__DIRECTIONS FOR THIS TASK__.
Copy out every item below word for word, leaving the pictures out of your answer.

--- Start DATASET EXCERPTS ---

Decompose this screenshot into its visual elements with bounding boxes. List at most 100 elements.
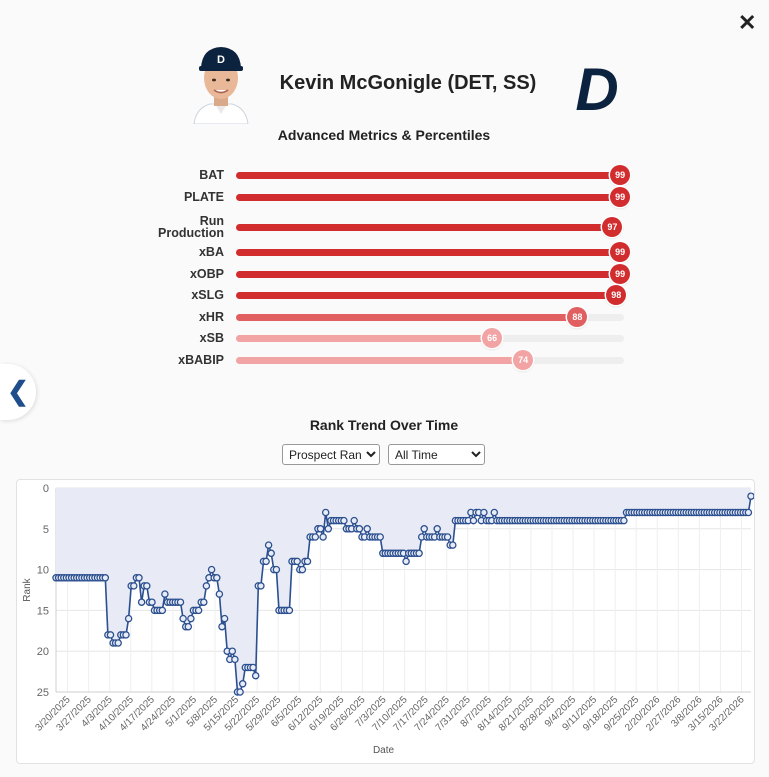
metric-row: xBABIP 74	[0, 349, 769, 370]
metric-fill-bar	[236, 334, 493, 342]
rank-data-point	[143, 582, 151, 590]
rank-data-point	[194, 606, 203, 615]
y-tick-label: 15	[37, 605, 49, 617]
rank-data-point	[114, 639, 122, 647]
metric-percentile-badge: 98	[606, 284, 627, 305]
metric-row: xOBP 99	[0, 263, 769, 284]
y-axis-label: Rank	[22, 577, 33, 601]
metric-row: PLATE 99	[0, 186, 769, 207]
metric-fill-bar	[236, 313, 578, 321]
metric-track: 97	[236, 216, 624, 237]
previous-player-button[interactable]: ❮	[0, 364, 36, 420]
metric-row: xHR 88	[0, 306, 769, 327]
svg-text:D: D	[575, 58, 618, 116]
rank-data-point	[272, 565, 281, 574]
metric-label: xSLG	[191, 288, 224, 302]
y-tick-label: 10	[37, 565, 49, 577]
metric-percentile-badge: 99	[610, 164, 631, 185]
y-tick-label: 0	[43, 483, 49, 495]
rank-data-point	[293, 557, 301, 566]
metric-percentile-badge: 97	[602, 216, 623, 237]
rank-data-point	[130, 582, 138, 590]
metric-track: 99	[236, 263, 631, 284]
metric-track: 99	[236, 186, 631, 207]
rank-data-point	[355, 525, 364, 533]
rank-data-point	[311, 533, 320, 541]
rank-data-point	[231, 655, 239, 664]
x-axis-label: Date	[373, 745, 395, 756]
metric-track: 66	[236, 327, 624, 348]
trend-title: Rank Trend Over Time	[309, 417, 459, 433]
rank-area-fill	[56, 488, 751, 692]
metric-label: xSB	[199, 331, 224, 345]
metric-fill-bar	[236, 356, 524, 364]
metric-row: xSLG 98	[0, 284, 769, 305]
rank-data-point	[213, 574, 221, 582]
rank-data-point	[218, 622, 226, 631]
metric-row: Run Production 97	[0, 214, 769, 240]
rank-data-point	[122, 631, 130, 639]
rank-data-point	[350, 516, 358, 525]
rank-data-point	[363, 525, 371, 533]
metric-fill-bar	[236, 223, 613, 231]
rank-data-point	[376, 533, 384, 541]
metric-label: PLATE	[183, 190, 224, 204]
metric-label: Run Production	[158, 214, 224, 240]
rank-data-point	[324, 525, 333, 533]
metric-track: 99	[236, 164, 631, 185]
metric-fill-bar	[236, 248, 621, 256]
metric-row: xSB 66	[0, 327, 769, 348]
rank-data-point	[262, 557, 270, 566]
rank-data-point	[106, 631, 115, 639]
metric-track: 99	[236, 241, 631, 262]
rank-data-point	[236, 688, 244, 696]
rank-data-point	[220, 614, 229, 623]
metric-row: xBA 99	[0, 241, 769, 262]
metric-track: 88	[236, 306, 624, 327]
rank-data-point	[179, 614, 187, 623]
rank-data-point	[161, 590, 169, 598]
metric-fill-bar	[236, 270, 621, 278]
rank-data-point	[433, 525, 441, 533]
rank-data-point	[101, 574, 110, 582]
metric-percentile-badge: 99	[610, 263, 631, 284]
period-select[interactable]: All Time	[388, 444, 485, 465]
rank-data-point	[267, 549, 275, 558]
rank-data-point	[340, 516, 348, 525]
metrics-title: Advanced Metrics & Percentiles	[277, 127, 491, 143]
metric-label: xBABIP	[178, 353, 224, 367]
metric-label: xOBP	[189, 267, 224, 281]
y-tick-label: 20	[37, 646, 49, 658]
metric-label: xBA	[198, 245, 224, 259]
rank-data-point	[744, 508, 753, 517]
rank-data-point	[257, 582, 265, 590]
rank-data-point	[137, 598, 146, 606]
rank-data-point	[215, 590, 224, 598]
close-button[interactable]: ✕	[738, 10, 757, 35]
rank-data-point	[264, 541, 273, 549]
rank-data-point	[490, 508, 499, 517]
metric-percentile-badge: 66	[482, 327, 503, 348]
rank-data-point	[449, 541, 457, 549]
metric-fill-bar	[236, 291, 617, 299]
rank-data-point	[228, 647, 237, 655]
rank-data-point	[184, 622, 193, 631]
metric-fill-bar	[236, 193, 621, 201]
rank-data-point	[469, 516, 478, 525]
rank-trend-chart: 0 5 10 15 20 25 3/20/2025 3/27/2025 4/3/2025 4/10…	[16, 479, 755, 764]
rank-data-point	[187, 614, 195, 623]
metric-percentile-badge: 99	[610, 241, 631, 262]
player-headshot-icon: D	[190, 42, 252, 124]
rank-data-point	[443, 533, 452, 541]
player-name: Kevin McGonigle (DET, SS)	[279, 72, 537, 94]
rank-data-point	[200, 598, 208, 606]
rank-data-point	[319, 533, 327, 541]
rank-type-select[interactable]: Prospect Rank	[282, 444, 380, 465]
y-tick-label: 25	[37, 687, 49, 699]
detroit-tigers-logo-icon: D	[575, 58, 618, 116]
svg-text:D: D	[217, 54, 225, 66]
rank-data-point	[207, 565, 216, 574]
rank-data-point	[303, 557, 312, 566]
y-tick-label: 5	[43, 524, 49, 536]
rank-data-point	[202, 582, 211, 590]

--- End DATASET EXCERPTS ---

__ANSWER BELOW__.
Decompose this screenshot into its visual elements with bounding boxes. List at most 100 elements.
metric-row: xBABIP 74	[0, 349, 769, 370]
metric-fill-bar	[236, 334, 493, 342]
rank-data-point	[143, 582, 151, 590]
rank-data-point	[194, 606, 203, 615]
y-tick-label: 15	[37, 605, 49, 617]
rank-data-point	[114, 639, 122, 647]
metric-percentile-badge: 98	[606, 284, 627, 305]
metric-row: xOBP 99	[0, 263, 769, 284]
y-axis-label: Rank	[22, 577, 33, 601]
metric-row: PLATE 99	[0, 186, 769, 207]
metric-fill-bar	[236, 313, 578, 321]
metric-track: 97	[236, 216, 624, 237]
previous-player-button[interactable]: ❮	[0, 364, 36, 420]
metric-row: xHR 88	[0, 306, 769, 327]
svg-text:D: D	[575, 58, 618, 116]
rank-data-point	[272, 565, 281, 574]
metric-label: xSLG	[191, 288, 224, 302]
y-tick-label: 10	[37, 565, 49, 577]
metric-percentile-badge: 99	[610, 164, 631, 185]
y-tick-label: 0	[43, 483, 49, 495]
rank-data-point	[293, 557, 301, 566]
metric-percentile-badge: 97	[602, 216, 623, 237]
rank-data-point	[130, 582, 138, 590]
metric-track: 99	[236, 263, 631, 284]
metric-track: 99	[236, 186, 631, 207]
rank-data-point	[355, 525, 364, 533]
rank-data-point	[311, 533, 320, 541]
rank-data-point	[231, 655, 239, 664]
x-axis-label: Date	[373, 745, 395, 756]
metric-track: 66	[236, 327, 624, 348]
trend-title: Rank Trend Over Time	[309, 417, 459, 433]
rank-area-fill	[56, 488, 751, 692]
metric-label: xSB	[199, 331, 224, 345]
metric-fill-bar	[236, 356, 524, 364]
metric-row: xSLG 98	[0, 284, 769, 305]
rank-data-point	[213, 574, 221, 582]
rank-data-point	[218, 622, 226, 631]
metric-row: Run Production 97	[0, 214, 769, 240]
rank-data-point	[122, 631, 130, 639]
rank-data-point	[350, 516, 358, 525]
rank-data-point	[363, 525, 371, 533]
metric-fill-bar	[236, 223, 613, 231]
rank-data-point	[376, 533, 384, 541]
metric-label: PLATE	[183, 190, 224, 204]
metric-label: Run Production	[158, 214, 224, 240]
rank-data-point	[324, 525, 333, 533]
metric-track: 99	[236, 164, 631, 185]
metric-fill-bar	[236, 248, 621, 256]
metric-row: xSB 66	[0, 327, 769, 348]
rank-data-point	[262, 557, 270, 566]
rank-data-point	[106, 631, 115, 639]
metric-track: 99	[236, 241, 631, 262]
rank-data-point	[236, 688, 244, 696]
rank-data-point	[220, 614, 229, 623]
metric-row: xBA 99	[0, 241, 769, 262]
metric-track: 88	[236, 306, 624, 327]
rank-data-point	[179, 614, 187, 623]
rank-data-point	[161, 590, 169, 598]
metric-fill-bar	[236, 270, 621, 278]
rank-data-point	[433, 525, 441, 533]
rank-data-point	[101, 574, 110, 582]
metric-percentile-badge: 99	[610, 263, 631, 284]
period-select[interactable]: All Time	[388, 444, 485, 465]
rank-data-point	[267, 549, 275, 558]
rank-data-point	[340, 516, 348, 525]
metrics-title: Advanced Metrics & Percentiles	[277, 127, 491, 143]
metric-label: xBABIP	[178, 353, 224, 367]
metric-label: xOBP	[189, 267, 224, 281]
y-tick-label: 20	[37, 646, 49, 658]
metric-label: xBA	[198, 245, 224, 259]
rank-data-point	[744, 508, 753, 517]
rank-data-point	[257, 582, 265, 590]
rank-data-point	[137, 598, 146, 606]
rank-data-point	[215, 590, 224, 598]
close-button[interactable]: ✕	[738, 10, 757, 35]
rank-data-point	[264, 541, 273, 549]
rank-data-point	[490, 508, 499, 517]
metric-percentile-badge: 66	[482, 327, 503, 348]
rank-data-point	[449, 541, 457, 549]
metric-fill-bar	[236, 291, 617, 299]
rank-data-point	[228, 647, 237, 655]
rank-data-point	[184, 622, 193, 631]
metric-fill-bar	[236, 193, 621, 201]
rank-data-point	[469, 516, 478, 525]
rank-trend-chart: 0 5 10 15 20 25 3/20/2025 3/27/2025 4/3/2025 4/10…	[16, 479, 755, 764]
rank-data-point	[187, 614, 195, 623]
metric-percentile-badge: 99	[610, 241, 631, 262]
player-headshot-icon: D	[190, 42, 252, 124]
rank-data-point	[443, 533, 452, 541]
player-name: Kevin McGonigle (DET, SS)	[279, 72, 537, 94]
rank-data-point	[200, 598, 208, 606]
rank-data-point	[319, 533, 327, 541]
rank-type-select[interactable]: Prospect Rank	[282, 444, 380, 465]
y-tick-label: 25	[37, 687, 49, 699]
detroit-tigers-logo-icon: D	[575, 58, 618, 116]
svg-text:D: D	[217, 54, 225, 66]
rank-data-point	[207, 565, 216, 574]
rank-data-point	[303, 557, 312, 566]
y-tick-label: 5	[43, 524, 49, 536]
rank-data-point	[202, 582, 211, 590]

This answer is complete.